◆ Given data

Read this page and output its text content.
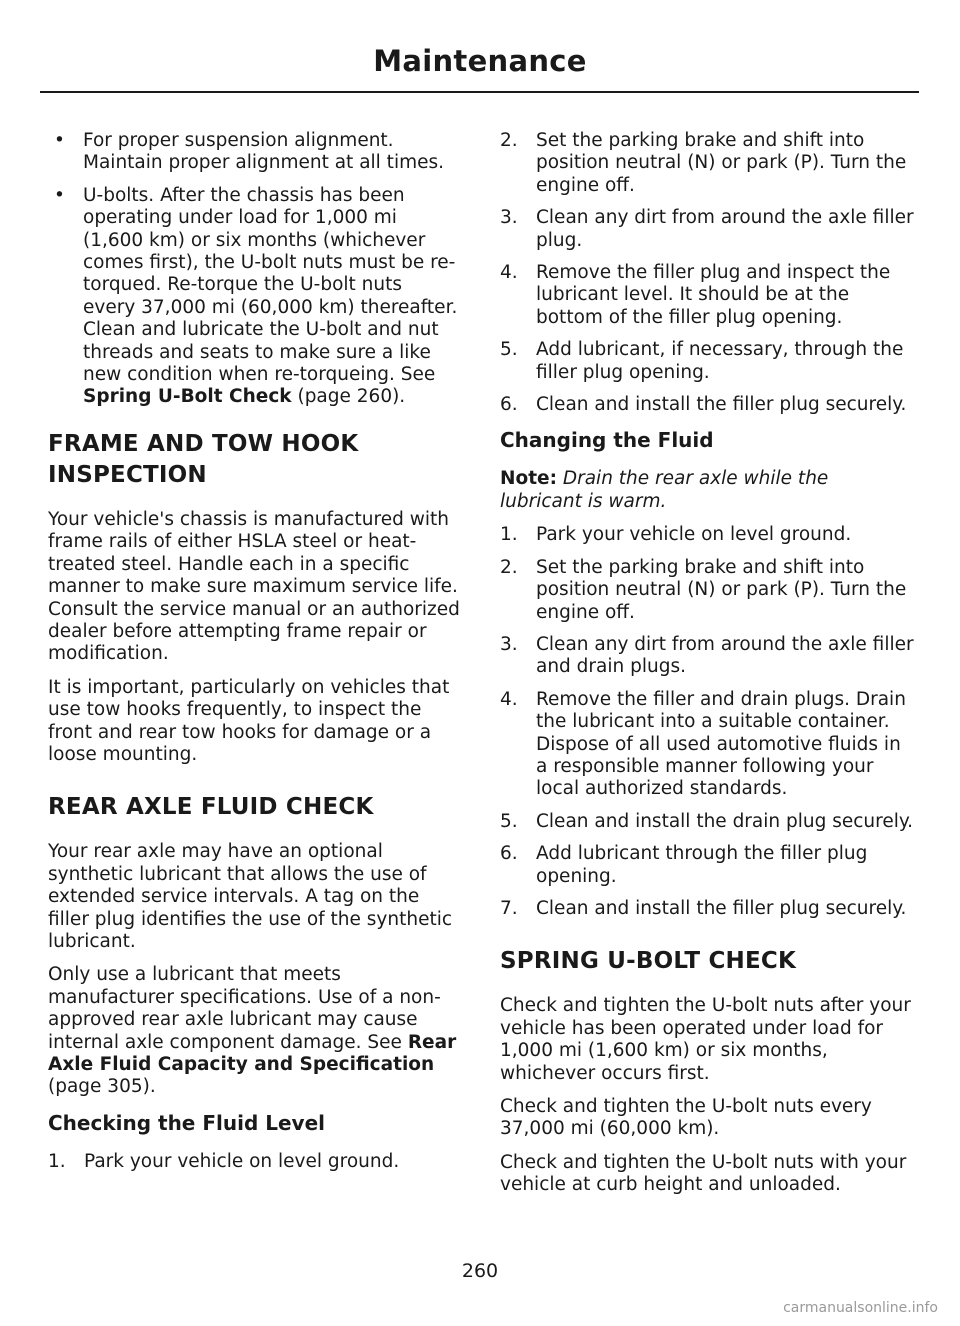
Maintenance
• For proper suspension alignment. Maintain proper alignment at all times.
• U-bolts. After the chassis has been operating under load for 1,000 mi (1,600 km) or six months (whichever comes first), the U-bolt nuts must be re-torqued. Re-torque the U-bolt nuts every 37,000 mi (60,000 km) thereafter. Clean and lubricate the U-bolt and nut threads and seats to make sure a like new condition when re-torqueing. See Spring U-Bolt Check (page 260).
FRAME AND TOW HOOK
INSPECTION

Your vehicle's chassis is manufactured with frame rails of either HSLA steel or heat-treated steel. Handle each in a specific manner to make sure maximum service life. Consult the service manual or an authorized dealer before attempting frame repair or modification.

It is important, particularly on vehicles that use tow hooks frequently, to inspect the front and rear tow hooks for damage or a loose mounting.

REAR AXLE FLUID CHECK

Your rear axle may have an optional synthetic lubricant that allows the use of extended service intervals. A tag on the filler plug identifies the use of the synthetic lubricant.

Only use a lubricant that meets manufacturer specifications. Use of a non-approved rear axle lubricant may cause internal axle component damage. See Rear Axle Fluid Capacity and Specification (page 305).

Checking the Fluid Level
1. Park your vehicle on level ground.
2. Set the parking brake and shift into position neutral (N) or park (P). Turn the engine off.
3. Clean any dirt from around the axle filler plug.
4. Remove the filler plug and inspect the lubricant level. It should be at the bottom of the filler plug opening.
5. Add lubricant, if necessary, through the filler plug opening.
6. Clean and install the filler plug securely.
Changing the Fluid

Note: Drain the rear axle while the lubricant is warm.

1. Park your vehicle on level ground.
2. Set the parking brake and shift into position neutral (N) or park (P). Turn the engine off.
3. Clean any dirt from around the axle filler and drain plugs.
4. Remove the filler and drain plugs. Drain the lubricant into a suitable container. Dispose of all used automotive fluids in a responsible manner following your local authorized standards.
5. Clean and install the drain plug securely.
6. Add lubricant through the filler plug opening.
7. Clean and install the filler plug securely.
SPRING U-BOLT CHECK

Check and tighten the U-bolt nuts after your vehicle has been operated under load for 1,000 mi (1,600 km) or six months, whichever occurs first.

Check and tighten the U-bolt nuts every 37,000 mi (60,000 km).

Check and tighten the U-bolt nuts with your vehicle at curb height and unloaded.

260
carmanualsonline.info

* * *

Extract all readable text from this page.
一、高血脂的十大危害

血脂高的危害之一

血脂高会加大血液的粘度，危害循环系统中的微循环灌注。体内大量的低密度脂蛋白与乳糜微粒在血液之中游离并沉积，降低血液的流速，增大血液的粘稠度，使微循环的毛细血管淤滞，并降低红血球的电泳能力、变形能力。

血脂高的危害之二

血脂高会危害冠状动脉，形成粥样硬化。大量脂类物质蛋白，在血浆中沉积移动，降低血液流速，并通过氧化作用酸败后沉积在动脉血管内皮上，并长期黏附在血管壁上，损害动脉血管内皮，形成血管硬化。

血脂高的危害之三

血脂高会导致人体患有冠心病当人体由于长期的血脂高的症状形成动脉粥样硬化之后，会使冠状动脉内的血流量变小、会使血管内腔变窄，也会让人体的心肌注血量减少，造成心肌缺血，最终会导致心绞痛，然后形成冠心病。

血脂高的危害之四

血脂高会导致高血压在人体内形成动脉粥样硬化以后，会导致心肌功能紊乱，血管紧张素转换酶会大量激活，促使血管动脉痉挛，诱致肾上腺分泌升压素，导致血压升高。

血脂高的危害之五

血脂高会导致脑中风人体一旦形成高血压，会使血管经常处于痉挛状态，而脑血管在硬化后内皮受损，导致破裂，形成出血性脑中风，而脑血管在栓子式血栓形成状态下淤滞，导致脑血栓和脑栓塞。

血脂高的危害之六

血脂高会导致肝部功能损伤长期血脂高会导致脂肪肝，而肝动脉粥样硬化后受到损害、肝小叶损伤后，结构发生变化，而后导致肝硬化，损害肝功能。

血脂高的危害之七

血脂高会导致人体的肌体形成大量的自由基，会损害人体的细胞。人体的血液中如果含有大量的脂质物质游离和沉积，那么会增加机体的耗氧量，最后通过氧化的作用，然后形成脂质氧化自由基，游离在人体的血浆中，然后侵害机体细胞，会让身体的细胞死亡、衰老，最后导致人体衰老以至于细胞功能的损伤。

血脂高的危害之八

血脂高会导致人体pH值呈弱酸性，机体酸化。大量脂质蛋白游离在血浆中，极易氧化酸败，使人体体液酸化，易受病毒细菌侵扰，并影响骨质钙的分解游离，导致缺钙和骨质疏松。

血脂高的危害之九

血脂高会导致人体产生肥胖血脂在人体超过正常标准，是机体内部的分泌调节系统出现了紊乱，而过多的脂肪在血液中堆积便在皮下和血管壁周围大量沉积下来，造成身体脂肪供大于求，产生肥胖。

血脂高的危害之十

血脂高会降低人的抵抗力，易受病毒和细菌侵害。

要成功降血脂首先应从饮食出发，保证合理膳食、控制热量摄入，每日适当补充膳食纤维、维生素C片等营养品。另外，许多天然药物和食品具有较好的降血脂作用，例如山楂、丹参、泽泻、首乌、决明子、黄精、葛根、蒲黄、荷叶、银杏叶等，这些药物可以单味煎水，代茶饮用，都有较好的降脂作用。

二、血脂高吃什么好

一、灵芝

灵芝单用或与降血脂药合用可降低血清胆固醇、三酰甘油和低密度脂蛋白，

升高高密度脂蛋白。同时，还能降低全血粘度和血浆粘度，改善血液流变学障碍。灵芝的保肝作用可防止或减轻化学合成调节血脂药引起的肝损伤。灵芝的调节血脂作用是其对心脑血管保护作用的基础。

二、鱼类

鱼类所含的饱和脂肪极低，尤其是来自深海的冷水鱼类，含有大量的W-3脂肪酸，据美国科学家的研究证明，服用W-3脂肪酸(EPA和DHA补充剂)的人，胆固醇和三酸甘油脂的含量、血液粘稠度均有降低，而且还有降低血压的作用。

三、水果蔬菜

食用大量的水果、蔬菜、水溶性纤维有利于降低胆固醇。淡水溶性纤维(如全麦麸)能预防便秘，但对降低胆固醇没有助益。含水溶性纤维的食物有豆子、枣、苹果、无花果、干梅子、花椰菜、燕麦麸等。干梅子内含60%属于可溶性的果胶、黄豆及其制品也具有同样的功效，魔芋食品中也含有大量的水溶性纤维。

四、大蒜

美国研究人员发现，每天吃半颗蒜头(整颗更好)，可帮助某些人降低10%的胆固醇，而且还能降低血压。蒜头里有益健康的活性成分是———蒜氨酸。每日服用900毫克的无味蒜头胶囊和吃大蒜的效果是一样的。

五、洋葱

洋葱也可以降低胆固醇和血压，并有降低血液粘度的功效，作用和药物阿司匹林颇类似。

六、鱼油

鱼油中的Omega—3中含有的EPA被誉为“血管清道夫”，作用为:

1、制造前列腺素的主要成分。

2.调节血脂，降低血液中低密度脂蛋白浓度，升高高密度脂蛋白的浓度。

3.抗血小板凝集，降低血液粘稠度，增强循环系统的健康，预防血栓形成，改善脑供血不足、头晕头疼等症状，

◆ Written request
Select from the material above each line in which the string "every" appears, and list those lines.

◆ Worked solution
• U-bolts. After the chassis has been operating under load for 1,000 mi (1,600 km) or six months (whichever comes first), the U-bolt nuts must be re-torqued. Re-torque the U-bolt nuts every 37,000 mi (60,000 km) thereafter. Clean and lubricate the U-bolt and nut threads and seats to make sure a like new condition when re-torqueing. See Spring U-Bolt Check (page 260).
Check and tighten the U-bolt nuts every 37,000 mi (60,000 km).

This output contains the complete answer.